* _What to produce_:
Your task is to copy every line of this material exactly.
--- Start of Entries provided ---
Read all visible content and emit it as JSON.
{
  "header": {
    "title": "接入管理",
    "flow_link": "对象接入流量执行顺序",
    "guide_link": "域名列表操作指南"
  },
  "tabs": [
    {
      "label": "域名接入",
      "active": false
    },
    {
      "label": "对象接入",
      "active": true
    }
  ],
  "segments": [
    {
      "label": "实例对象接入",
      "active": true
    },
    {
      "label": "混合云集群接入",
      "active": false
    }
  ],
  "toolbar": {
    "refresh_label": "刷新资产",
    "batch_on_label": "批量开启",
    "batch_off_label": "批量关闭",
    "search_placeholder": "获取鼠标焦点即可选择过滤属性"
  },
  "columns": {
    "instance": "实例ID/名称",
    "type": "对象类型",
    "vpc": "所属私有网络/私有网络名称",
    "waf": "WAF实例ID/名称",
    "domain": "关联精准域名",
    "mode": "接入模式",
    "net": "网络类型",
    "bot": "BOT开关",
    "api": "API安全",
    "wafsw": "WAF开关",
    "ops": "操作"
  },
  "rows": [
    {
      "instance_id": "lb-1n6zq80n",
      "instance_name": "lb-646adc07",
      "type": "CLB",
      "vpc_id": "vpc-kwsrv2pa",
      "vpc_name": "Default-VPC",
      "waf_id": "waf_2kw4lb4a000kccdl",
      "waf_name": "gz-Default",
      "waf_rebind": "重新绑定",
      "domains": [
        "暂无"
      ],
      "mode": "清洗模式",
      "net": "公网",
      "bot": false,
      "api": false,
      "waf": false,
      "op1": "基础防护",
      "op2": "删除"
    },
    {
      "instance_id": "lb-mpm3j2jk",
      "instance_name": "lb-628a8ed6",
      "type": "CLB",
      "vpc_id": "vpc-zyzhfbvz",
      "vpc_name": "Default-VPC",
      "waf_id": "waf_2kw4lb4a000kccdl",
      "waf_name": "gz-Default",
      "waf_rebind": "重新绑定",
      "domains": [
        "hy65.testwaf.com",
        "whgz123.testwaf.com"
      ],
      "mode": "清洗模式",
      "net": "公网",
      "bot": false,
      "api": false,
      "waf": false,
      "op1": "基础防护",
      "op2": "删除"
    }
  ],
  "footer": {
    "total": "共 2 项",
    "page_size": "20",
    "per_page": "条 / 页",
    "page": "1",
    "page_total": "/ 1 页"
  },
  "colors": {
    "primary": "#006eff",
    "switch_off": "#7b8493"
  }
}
--- End of Entries provided ---
* _Full response_:
Read all visible content and emit it as JSON.
{
  "header": {
    "title": "接入管理",
    "flow_link": "对象接入流量执行顺序",
    "guide_link": "域名列表操作指南"
  },
  "tabs": [
    {
      "label": "域名接入",
      "active": false
    },
    {
      "label": "对象接入",
      "active": true
    }
  ],
  "segments": [
    {
      "label": "实例对象接入",
      "active": true
    },
    {
      "label": "混合云集群接入",
      "active": false
    }
  ],
  "toolbar": {
    "refresh_label": "刷新资产",
    "batch_on_label": "批量开启",
    "batch_off_label": "批量关闭",
    "search_placeholder": "获取鼠标焦点即可选择过滤属性"
  },
  "columns": {
    "instance": "实例ID/名称",
    "type": "对象类型",
    "vpc": "所属私有网络/私有网络名称",
    "waf": "WAF实例ID/名称",
    "domain": "关联精准域名",
    "mode": "接入模式",
    "net": "网络类型",
    "bot": "BOT开关",
    "api": "API安全",
    "wafsw": "WAF开关",
    "ops": "操作"
  },
  "rows": [
    {
      "instance_id": "lb-1n6zq80n",
      "instance_name": "lb-646adc07",
      "type": "CLB",
      "vpc_id": "vpc-kwsrv2pa",
      "vpc_name": "Default-VPC",
      "waf_id": "waf_2kw4lb4a000kccdl",
      "waf_name": "gz-Default",
      "waf_rebind": "重新绑定",
      "domains": [
        "暂无"
      ],
      "mode": "清洗模式",
      "net": "公网",
      "bot": false,
      "api": false,
      "waf": false,
      "op1": "基础防护",
      "op2": "删除"
    },
    {
      "instance_id": "lb-mpm3j2jk",
      "instance_name": "lb-628a8ed6",
      "type": "CLB",
      "vpc_id": "vpc-zyzhfbvz",
      "vpc_name": "Default-VPC",
      "waf_id": "waf_2kw4lb4a000kccdl",
      "waf_name": "gz-Default",
      "waf_rebind": "重新绑定",
      "domains": [
        "hy65.testwaf.com",
        "whgz123.testwaf.com"
      ],
      "mode": "清洗模式",
      "net": "公网",
      "bot": false,
      "api": false,
      "waf": false,
      "op1": "基础防护",
      "op2": "删除"
    }
  ],
  "footer": {
    "total": "共 2 项",
    "page_size": "20",
    "per_page": "条 / 页",
    "page": "1",
    "page_total": "/ 1 页"
  },
  "colors": {
    "primary": "#006eff",
    "switch_off": "#7b8493"
  }
}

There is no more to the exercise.